## Start Dataset extract

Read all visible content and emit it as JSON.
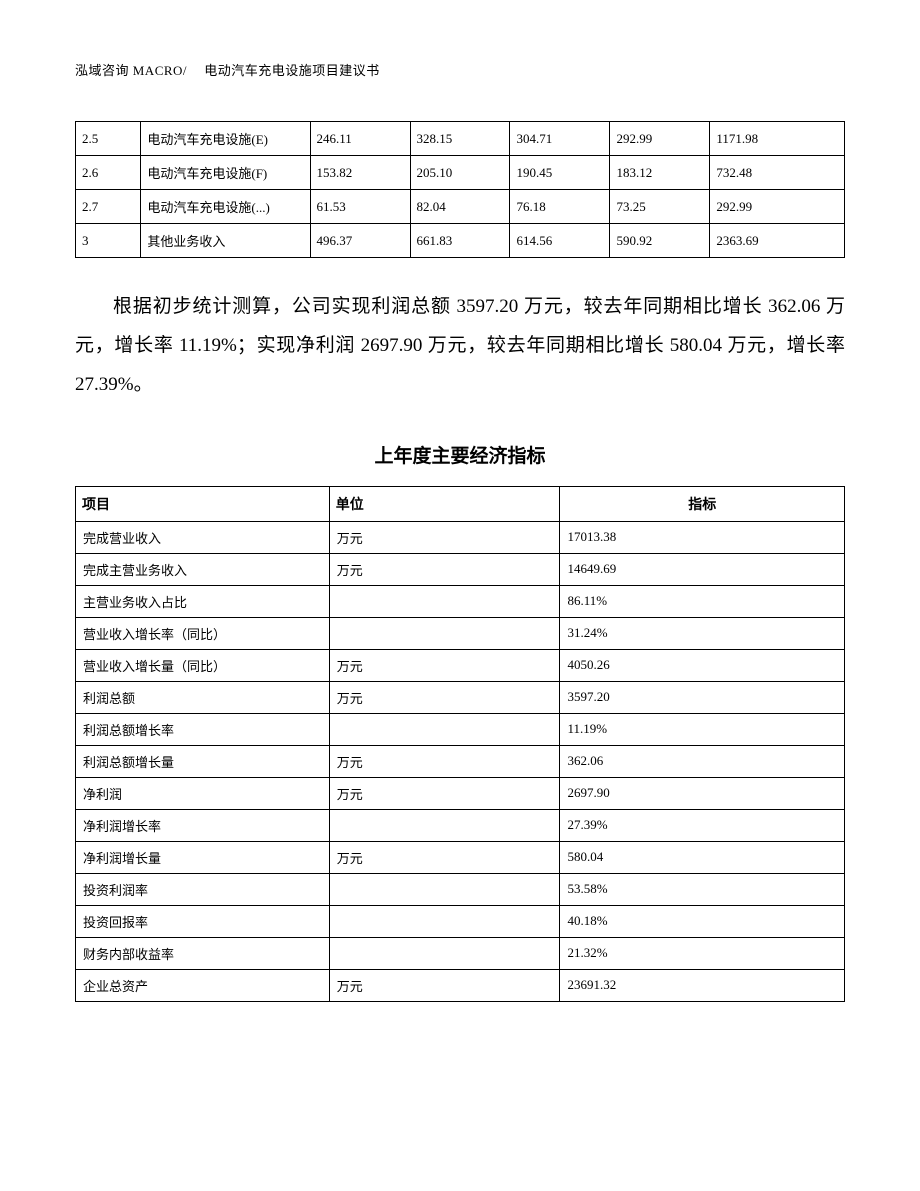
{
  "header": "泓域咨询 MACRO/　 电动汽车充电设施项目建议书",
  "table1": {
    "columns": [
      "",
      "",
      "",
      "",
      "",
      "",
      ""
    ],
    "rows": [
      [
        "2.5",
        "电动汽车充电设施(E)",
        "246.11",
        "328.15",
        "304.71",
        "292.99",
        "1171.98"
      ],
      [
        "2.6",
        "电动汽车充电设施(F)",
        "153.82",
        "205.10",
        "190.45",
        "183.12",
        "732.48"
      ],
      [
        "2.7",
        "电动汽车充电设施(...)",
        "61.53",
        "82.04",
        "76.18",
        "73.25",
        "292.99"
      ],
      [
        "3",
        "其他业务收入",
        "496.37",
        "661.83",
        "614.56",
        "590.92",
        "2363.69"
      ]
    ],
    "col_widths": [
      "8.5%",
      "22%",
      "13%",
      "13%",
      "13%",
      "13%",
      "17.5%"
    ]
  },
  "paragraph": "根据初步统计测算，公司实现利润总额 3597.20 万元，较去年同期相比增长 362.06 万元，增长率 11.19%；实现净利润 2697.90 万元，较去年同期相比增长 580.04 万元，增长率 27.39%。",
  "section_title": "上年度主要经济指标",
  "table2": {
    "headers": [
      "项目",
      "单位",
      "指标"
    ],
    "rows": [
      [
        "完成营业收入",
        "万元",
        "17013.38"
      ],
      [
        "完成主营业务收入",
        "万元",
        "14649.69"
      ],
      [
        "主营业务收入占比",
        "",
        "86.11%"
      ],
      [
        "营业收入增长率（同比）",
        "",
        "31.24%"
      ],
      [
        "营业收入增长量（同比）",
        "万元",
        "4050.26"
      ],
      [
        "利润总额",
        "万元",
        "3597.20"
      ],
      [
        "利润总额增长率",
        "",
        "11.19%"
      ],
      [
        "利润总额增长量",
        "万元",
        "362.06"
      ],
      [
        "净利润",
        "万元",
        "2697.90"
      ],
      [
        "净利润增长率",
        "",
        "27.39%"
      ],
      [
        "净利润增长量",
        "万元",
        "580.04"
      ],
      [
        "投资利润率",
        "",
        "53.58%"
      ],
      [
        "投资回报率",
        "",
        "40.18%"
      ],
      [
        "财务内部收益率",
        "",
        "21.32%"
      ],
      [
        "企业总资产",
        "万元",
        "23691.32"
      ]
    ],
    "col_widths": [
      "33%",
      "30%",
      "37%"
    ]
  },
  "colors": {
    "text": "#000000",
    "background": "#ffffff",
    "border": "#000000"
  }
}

## End Dataset extract
## Start Dataset extract

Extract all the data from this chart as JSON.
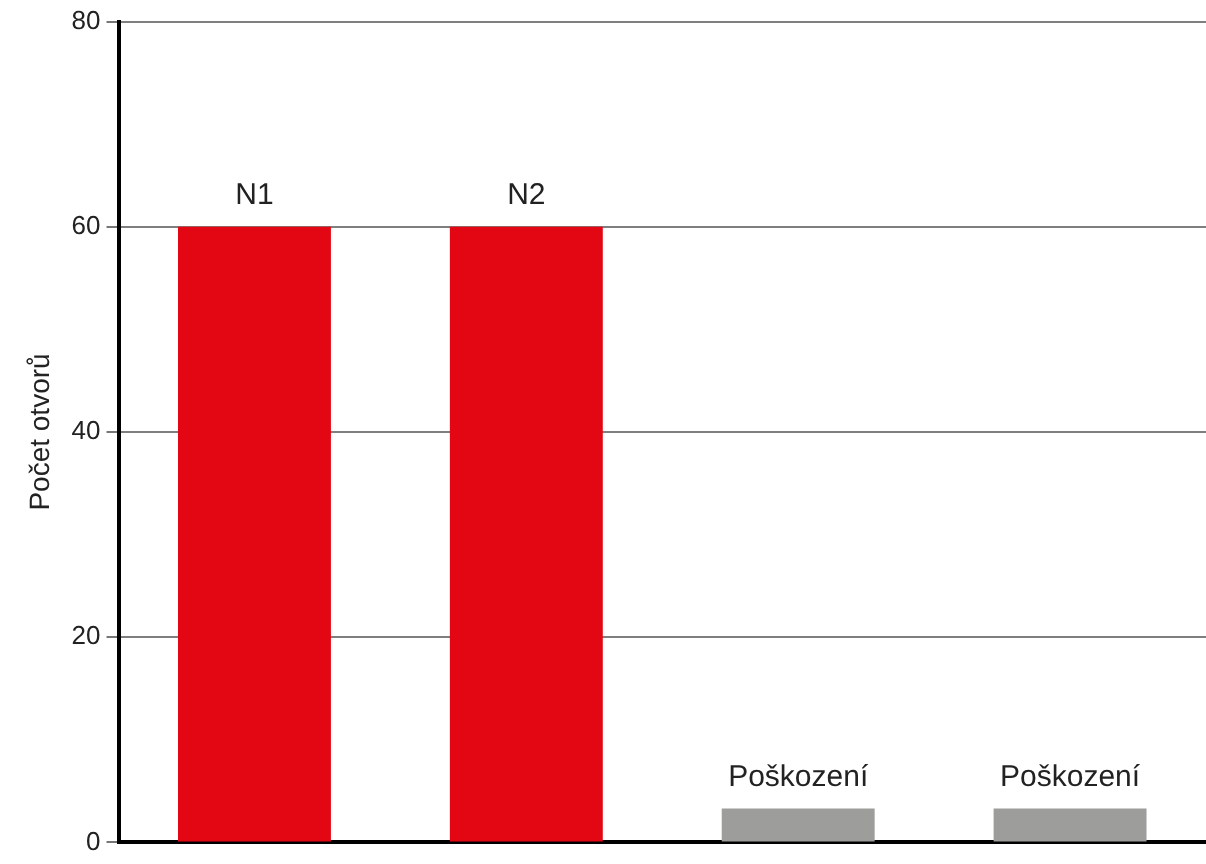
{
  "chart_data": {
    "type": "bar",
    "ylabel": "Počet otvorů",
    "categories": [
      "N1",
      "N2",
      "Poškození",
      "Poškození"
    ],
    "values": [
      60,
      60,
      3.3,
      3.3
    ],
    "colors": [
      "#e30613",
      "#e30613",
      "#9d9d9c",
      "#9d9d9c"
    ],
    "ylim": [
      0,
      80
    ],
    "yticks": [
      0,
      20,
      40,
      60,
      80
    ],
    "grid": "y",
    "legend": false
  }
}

## End Dataset extract

▶ [What the task asks]: Select every line in the material above where the string "JSON" occurs, and copy it.

▶ [Reply to the exercise]:
Read all visible content and emit it as JSON.
Extract all the data from this chart as JSON.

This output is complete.